**Record excerpts:**
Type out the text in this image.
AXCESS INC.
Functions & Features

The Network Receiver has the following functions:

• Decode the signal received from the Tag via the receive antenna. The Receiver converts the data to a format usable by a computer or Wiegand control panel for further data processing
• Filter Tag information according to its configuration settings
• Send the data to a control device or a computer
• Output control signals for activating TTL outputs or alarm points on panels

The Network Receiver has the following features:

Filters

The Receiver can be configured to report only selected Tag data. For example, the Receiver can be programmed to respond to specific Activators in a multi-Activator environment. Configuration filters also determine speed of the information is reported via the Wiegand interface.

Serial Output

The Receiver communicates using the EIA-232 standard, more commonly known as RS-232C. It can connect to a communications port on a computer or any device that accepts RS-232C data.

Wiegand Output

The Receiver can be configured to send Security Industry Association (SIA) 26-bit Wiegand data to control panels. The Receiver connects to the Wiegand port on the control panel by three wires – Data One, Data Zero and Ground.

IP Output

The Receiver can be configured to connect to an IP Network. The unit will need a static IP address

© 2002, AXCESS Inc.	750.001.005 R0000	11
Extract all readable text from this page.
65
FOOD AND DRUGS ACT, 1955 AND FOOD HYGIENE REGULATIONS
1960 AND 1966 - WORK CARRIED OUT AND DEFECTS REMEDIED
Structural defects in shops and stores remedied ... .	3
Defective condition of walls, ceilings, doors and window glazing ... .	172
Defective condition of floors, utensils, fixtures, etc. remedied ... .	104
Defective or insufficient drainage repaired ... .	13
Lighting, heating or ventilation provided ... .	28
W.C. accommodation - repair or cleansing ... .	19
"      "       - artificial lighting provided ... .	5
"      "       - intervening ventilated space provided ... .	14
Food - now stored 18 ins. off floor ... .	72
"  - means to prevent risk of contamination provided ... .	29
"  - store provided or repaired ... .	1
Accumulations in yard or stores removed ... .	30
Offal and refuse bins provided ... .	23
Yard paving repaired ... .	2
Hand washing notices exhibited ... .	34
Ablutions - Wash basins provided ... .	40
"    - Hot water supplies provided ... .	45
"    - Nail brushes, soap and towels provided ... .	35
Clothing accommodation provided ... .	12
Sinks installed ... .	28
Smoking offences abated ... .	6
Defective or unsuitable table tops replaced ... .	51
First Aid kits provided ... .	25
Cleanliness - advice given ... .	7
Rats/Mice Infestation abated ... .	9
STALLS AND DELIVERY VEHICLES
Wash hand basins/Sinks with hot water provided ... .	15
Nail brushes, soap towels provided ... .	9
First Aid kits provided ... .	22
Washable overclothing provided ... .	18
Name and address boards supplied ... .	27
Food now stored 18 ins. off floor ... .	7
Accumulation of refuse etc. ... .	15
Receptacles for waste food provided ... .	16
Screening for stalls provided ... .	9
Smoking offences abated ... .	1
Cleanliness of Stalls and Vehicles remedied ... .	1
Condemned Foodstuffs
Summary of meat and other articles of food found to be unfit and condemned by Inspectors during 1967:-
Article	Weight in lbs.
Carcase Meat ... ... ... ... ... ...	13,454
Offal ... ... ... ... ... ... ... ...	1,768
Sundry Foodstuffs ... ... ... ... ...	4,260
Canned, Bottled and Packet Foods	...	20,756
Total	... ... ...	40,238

**Goal:**
Each line holding "brushes" must be found and copied.

**Output for this task:**
"    - Nail brushes, soap and towels provided ... .	35
Nail brushes, soap towels provided ... .	9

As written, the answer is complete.